-- Exercise instructions --
Copy down all of the data underneath, exactly as shown.

....................

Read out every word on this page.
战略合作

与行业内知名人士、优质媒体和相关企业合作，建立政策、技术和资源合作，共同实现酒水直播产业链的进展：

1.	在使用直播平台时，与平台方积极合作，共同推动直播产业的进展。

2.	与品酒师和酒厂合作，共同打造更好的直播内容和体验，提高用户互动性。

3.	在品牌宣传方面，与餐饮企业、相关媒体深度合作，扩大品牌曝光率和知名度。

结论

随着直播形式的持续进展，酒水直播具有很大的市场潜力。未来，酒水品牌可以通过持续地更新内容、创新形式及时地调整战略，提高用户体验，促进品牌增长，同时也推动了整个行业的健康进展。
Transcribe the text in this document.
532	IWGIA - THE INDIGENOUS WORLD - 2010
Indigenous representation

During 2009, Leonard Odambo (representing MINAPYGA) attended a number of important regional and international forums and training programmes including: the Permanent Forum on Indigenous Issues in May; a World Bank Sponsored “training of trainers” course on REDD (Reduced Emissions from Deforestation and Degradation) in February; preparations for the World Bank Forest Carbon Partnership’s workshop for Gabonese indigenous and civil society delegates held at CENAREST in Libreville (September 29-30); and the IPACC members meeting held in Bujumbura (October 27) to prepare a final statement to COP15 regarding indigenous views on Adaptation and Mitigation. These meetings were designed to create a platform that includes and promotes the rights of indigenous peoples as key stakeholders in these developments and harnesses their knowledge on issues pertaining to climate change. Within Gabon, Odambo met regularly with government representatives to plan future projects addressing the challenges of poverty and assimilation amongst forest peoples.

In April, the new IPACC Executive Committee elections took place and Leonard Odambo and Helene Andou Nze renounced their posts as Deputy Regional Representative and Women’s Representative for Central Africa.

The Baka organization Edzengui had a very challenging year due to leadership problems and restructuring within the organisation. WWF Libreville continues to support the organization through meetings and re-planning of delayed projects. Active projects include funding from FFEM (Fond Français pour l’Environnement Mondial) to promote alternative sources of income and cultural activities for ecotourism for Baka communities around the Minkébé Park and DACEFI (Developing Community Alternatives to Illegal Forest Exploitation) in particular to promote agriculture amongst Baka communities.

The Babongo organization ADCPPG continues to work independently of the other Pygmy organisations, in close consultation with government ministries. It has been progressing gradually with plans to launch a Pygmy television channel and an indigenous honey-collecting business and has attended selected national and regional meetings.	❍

....................

-- Answer in full --
Read out every word on this page.
战略合作

与行业内知名人士、优质媒体和相关企业合作，建立政策、技术和资源合作，共同实现酒水直播产业链的进展：

1.	在使用直播平台时，与平台方积极合作，共同推动直播产业的进展。

2.	与品酒师和酒厂合作，共同打造更好的直播内容和体验，提高用户互动性。

3.	在品牌宣传方面，与餐饮企业、相关媒体深度合作，扩大品牌曝光率和知名度。

结论

随着直播形式的持续进展，酒水直播具有很大的市场潜力。未来，酒水品牌可以通过持续地更新内容、创新形式及时地调整战略，提高用户体验，促进品牌增长，同时也推动了整个行业的健康进展。
Transcribe the text in this document.
532	IWGIA - THE INDIGENOUS WORLD - 2010
Indigenous representation

During 2009, Leonard Odambo (representing MINAPYGA) attended a number of important regional and international forums and training programmes including: the Permanent Forum on Indigenous Issues in May; a World Bank Sponsored “training of trainers” course on REDD (Reduced Emissions from Deforestation and Degradation) in February; preparations for the World Bank Forest Carbon Partnership’s workshop for Gabonese indigenous and civil society delegates held at CENAREST in Libreville (September 29-30); and the IPACC members meeting held in Bujumbura (October 27) to prepare a final statement to COP15 regarding indigenous views on Adaptation and Mitigation. These meetings were designed to create a platform that includes and promotes the rights of indigenous peoples as key stakeholders in these developments and harnesses their knowledge on issues pertaining to climate change. Within Gabon, Odambo met regularly with government representatives to plan future projects addressing the challenges of poverty and assimilation amongst forest peoples.

In April, the new IPACC Executive Committee elections took place and Leonard Odambo and Helene Andou Nze renounced their posts as Deputy Regional Representative and Women’s Representative for Central Africa.

The Baka organization Edzengui had a very challenging year due to leadership problems and restructuring within the organisation. WWF Libreville continues to support the organization through meetings and re-planning of delayed projects. Active projects include funding from FFEM (Fond Français pour l’Environnement Mondial) to promote alternative sources of income and cultural activities for ecotourism for Baka communities around the Minkébé Park and DACEFI (Developing Community Alternatives to Illegal Forest Exploitation) in particular to promote agriculture amongst Baka communities.

The Babongo organization ADCPPG continues to work independently of the other Pygmy organisations, in close consultation with government ministries. It has been progressing gradually with plans to launch a Pygmy television channel and an indigenous honey-collecting business and has attended selected national and regional meetings.	❍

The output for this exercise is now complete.